EXERCISE TASK:
Restate the listing below word for word, omitting any images.
· · · · ·
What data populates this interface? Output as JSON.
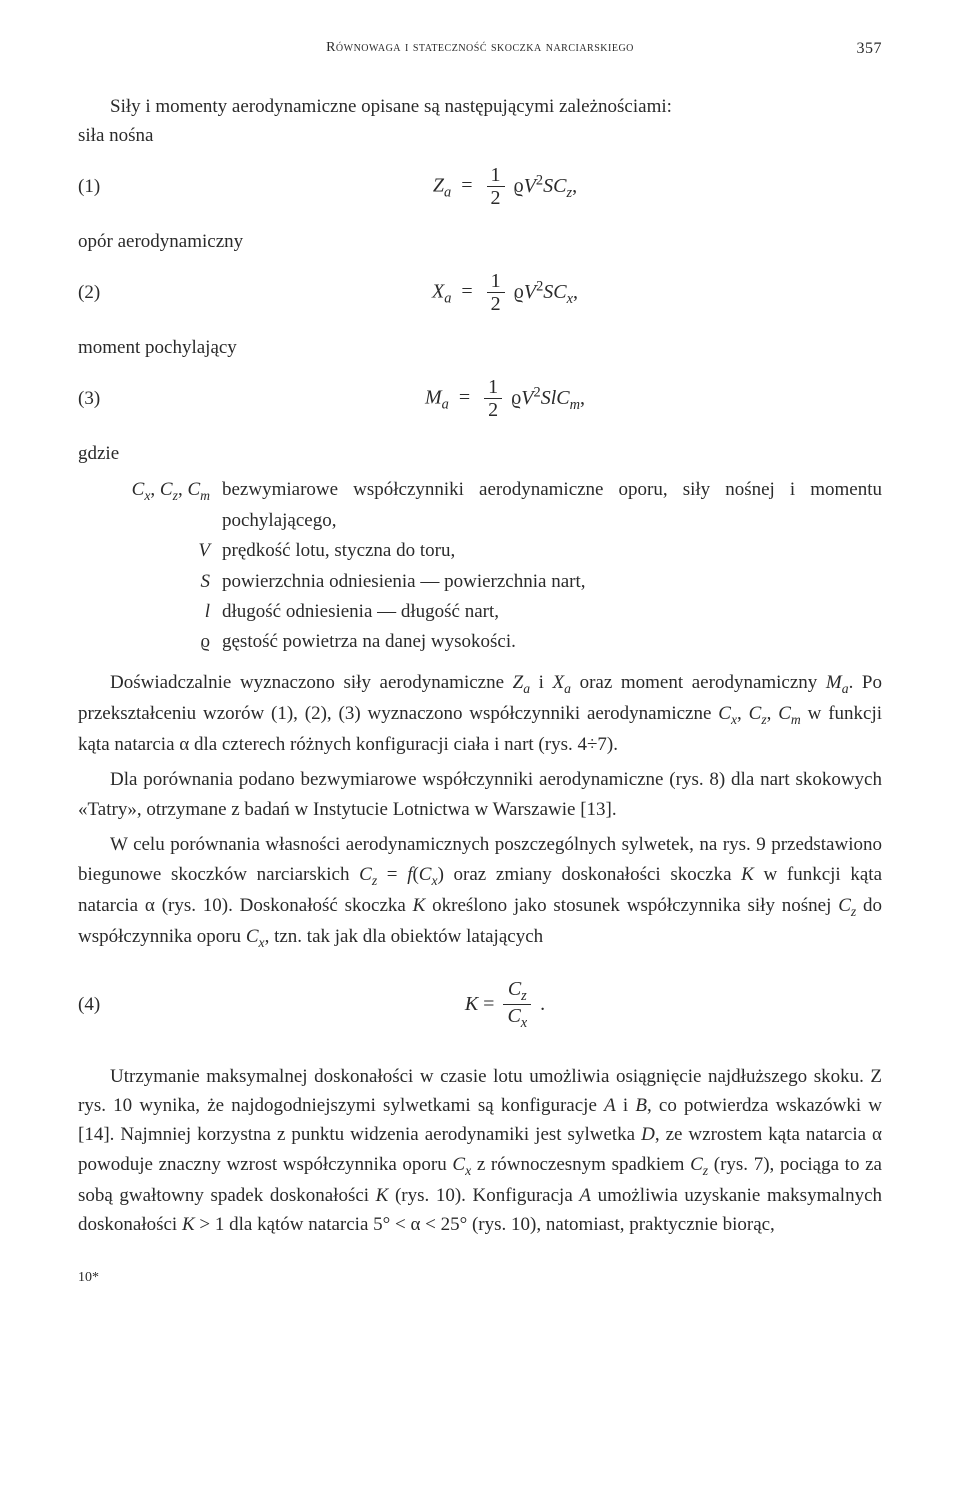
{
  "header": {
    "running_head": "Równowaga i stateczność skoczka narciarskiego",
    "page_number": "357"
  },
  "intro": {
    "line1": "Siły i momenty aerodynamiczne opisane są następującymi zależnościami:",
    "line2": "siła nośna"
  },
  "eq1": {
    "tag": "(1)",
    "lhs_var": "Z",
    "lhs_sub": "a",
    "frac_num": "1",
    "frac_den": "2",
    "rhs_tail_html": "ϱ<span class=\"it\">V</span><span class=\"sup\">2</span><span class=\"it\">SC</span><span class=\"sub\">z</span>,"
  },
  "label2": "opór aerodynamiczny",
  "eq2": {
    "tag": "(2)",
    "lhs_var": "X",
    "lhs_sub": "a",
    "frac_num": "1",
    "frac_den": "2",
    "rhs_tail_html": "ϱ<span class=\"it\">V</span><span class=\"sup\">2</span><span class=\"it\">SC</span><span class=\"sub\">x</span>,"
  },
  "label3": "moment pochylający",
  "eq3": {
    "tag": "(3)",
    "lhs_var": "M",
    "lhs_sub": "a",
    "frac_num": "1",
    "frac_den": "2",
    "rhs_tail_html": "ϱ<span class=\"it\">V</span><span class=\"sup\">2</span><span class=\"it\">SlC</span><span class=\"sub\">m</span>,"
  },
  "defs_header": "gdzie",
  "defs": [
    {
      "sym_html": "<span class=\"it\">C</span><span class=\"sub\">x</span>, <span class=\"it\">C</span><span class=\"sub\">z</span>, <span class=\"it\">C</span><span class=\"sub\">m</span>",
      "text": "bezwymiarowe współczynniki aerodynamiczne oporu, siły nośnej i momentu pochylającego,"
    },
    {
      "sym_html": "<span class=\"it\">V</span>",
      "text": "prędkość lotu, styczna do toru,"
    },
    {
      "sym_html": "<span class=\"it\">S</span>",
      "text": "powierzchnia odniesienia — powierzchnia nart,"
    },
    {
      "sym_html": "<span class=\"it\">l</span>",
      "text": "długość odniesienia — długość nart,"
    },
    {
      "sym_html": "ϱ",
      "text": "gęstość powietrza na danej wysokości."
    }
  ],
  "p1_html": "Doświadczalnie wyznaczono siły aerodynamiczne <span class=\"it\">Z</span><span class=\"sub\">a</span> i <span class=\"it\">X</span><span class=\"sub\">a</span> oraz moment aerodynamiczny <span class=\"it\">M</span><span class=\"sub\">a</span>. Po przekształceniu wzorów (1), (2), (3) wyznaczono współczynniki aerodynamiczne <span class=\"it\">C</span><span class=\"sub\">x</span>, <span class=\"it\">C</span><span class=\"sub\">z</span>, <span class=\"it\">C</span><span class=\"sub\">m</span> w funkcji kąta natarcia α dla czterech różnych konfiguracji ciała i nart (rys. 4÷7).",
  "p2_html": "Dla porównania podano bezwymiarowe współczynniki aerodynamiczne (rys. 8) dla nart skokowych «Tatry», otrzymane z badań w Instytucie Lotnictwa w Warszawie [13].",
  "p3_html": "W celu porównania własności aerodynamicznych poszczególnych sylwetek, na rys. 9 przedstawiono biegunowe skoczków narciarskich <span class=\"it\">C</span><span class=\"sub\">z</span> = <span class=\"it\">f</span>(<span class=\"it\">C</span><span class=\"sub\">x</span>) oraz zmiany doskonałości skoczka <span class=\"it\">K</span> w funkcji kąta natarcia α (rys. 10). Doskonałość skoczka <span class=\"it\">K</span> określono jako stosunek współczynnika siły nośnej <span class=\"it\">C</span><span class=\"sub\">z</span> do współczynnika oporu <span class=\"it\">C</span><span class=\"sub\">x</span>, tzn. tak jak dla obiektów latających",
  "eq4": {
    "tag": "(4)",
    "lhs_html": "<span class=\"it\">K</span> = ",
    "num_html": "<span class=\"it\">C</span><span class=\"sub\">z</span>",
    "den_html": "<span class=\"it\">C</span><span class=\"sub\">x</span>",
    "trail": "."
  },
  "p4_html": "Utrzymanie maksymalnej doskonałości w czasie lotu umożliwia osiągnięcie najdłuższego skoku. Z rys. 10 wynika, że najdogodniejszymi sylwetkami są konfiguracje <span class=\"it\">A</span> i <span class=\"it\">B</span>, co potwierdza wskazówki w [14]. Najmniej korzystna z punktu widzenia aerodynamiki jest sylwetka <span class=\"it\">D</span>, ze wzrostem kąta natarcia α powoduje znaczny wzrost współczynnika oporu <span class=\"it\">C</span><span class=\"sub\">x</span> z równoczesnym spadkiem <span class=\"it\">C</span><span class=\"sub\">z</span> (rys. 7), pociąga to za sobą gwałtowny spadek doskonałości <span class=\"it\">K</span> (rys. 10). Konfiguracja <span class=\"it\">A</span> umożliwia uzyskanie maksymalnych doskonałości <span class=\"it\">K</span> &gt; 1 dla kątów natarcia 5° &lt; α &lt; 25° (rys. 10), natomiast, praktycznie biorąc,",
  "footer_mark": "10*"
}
· · · · ·
RESULT OF THIS TASK:
What data populates this interface? Output as JSON.
{
  "header": {
    "running_head": "Równowaga i stateczność skoczka narciarskiego",
    "page_number": "357"
  },
  "intro": {
    "line1": "Siły i momenty aerodynamiczne opisane są następującymi zależnościami:",
    "line2": "siła nośna"
  },
  "eq1": {
    "tag": "(1)",
    "lhs_var": "Z",
    "lhs_sub": "a",
    "frac_num": "1",
    "frac_den": "2",
    "rhs_tail_html": "ϱ<span class=\"it\">V</span><span class=\"sup\">2</span><span class=\"it\">SC</span><span class=\"sub\">z</span>,"
  },
  "label2": "opór aerodynamiczny",
  "eq2": {
    "tag": "(2)",
    "lhs_var": "X",
    "lhs_sub": "a",
    "frac_num": "1",
    "frac_den": "2",
    "rhs_tail_html": "ϱ<span class=\"it\">V</span><span class=\"sup\">2</span><span class=\"it\">SC</span><span class=\"sub\">x</span>,"
  },
  "label3": "moment pochylający",
  "eq3": {
    "tag": "(3)",
    "lhs_var": "M",
    "lhs_sub": "a",
    "frac_num": "1",
    "frac_den": "2",
    "rhs_tail_html": "ϱ<span class=\"it\">V</span><span class=\"sup\">2</span><span class=\"it\">SlC</span><span class=\"sub\">m</span>,"
  },
  "defs_header": "gdzie",
  "defs": [
    {
      "sym_html": "<span class=\"it\">C</span><span class=\"sub\">x</span>, <span class=\"it\">C</span><span class=\"sub\">z</span>, <span class=\"it\">C</span><span class=\"sub\">m</span>",
      "text": "bezwymiarowe współczynniki aerodynamiczne oporu, siły nośnej i momentu pochylającego,"
    },
    {
      "sym_html": "<span class=\"it\">V</span>",
      "text": "prędkość lotu, styczna do toru,"
    },
    {
      "sym_html": "<span class=\"it\">S</span>",
      "text": "powierzchnia odniesienia — powierzchnia nart,"
    },
    {
      "sym_html": "<span class=\"it\">l</span>",
      "text": "długość odniesienia — długość nart,"
    },
    {
      "sym_html": "ϱ",
      "text": "gęstość powietrza na danej wysokości."
    }
  ],
  "p1_html": "Doświadczalnie wyznaczono siły aerodynamiczne <span class=\"it\">Z</span><span class=\"sub\">a</span> i <span class=\"it\">X</span><span class=\"sub\">a</span> oraz moment aerodynamiczny <span class=\"it\">M</span><span class=\"sub\">a</span>. Po przekształceniu wzorów (1), (2), (3) wyznaczono współczynniki aerodynamiczne <span class=\"it\">C</span><span class=\"sub\">x</span>, <span class=\"it\">C</span><span class=\"sub\">z</span>, <span class=\"it\">C</span><span class=\"sub\">m</span> w funkcji kąta natarcia α dla czterech różnych konfiguracji ciała i nart (rys. 4÷7).",
  "p2_html": "Dla porównania podano bezwymiarowe współczynniki aerodynamiczne (rys. 8) dla nart skokowych «Tatry», otrzymane z badań w Instytucie Lotnictwa w Warszawie [13].",
  "p3_html": "W celu porównania własności aerodynamicznych poszczególnych sylwetek, na rys. 9 przedstawiono biegunowe skoczków narciarskich <span class=\"it\">C</span><span class=\"sub\">z</span> = <span class=\"it\">f</span>(<span class=\"it\">C</span><span class=\"sub\">x</span>) oraz zmiany doskonałości skoczka <span class=\"it\">K</span> w funkcji kąta natarcia α (rys. 10). Doskonałość skoczka <span class=\"it\">K</span> określono jako stosunek współczynnika siły nośnej <span class=\"it\">C</span><span class=\"sub\">z</span> do współczynnika oporu <span class=\"it\">C</span><span class=\"sub\">x</span>, tzn. tak jak dla obiektów latających",
  "eq4": {
    "tag": "(4)",
    "lhs_html": "<span class=\"it\">K</span> = ",
    "num_html": "<span class=\"it\">C</span><span class=\"sub\">z</span>",
    "den_html": "<span class=\"it\">C</span><span class=\"sub\">x</span>",
    "trail": "."
  },
  "p4_html": "Utrzymanie maksymalnej doskonałości w czasie lotu umożliwia osiągnięcie najdłuższego skoku. Z rys. 10 wynika, że najdogodniejszymi sylwetkami są konfiguracje <span class=\"it\">A</span> i <span class=\"it\">B</span>, co potwierdza wskazówki w [14]. Najmniej korzystna z punktu widzenia aerodynamiki jest sylwetka <span class=\"it\">D</span>, ze wzrostem kąta natarcia α powoduje znaczny wzrost współczynnika oporu <span class=\"it\">C</span><span class=\"sub\">x</span> z równoczesnym spadkiem <span class=\"it\">C</span><span class=\"sub\">z</span> (rys. 7), pociąga to za sobą gwałtowny spadek doskonałości <span class=\"it\">K</span> (rys. 10). Konfiguracja <span class=\"it\">A</span> umożliwia uzyskanie maksymalnych doskonałości <span class=\"it\">K</span> &gt; 1 dla kątów natarcia 5° &lt; α &lt; 25° (rys. 10), natomiast, praktycznie biorąc,",
  "footer_mark": "10*"
}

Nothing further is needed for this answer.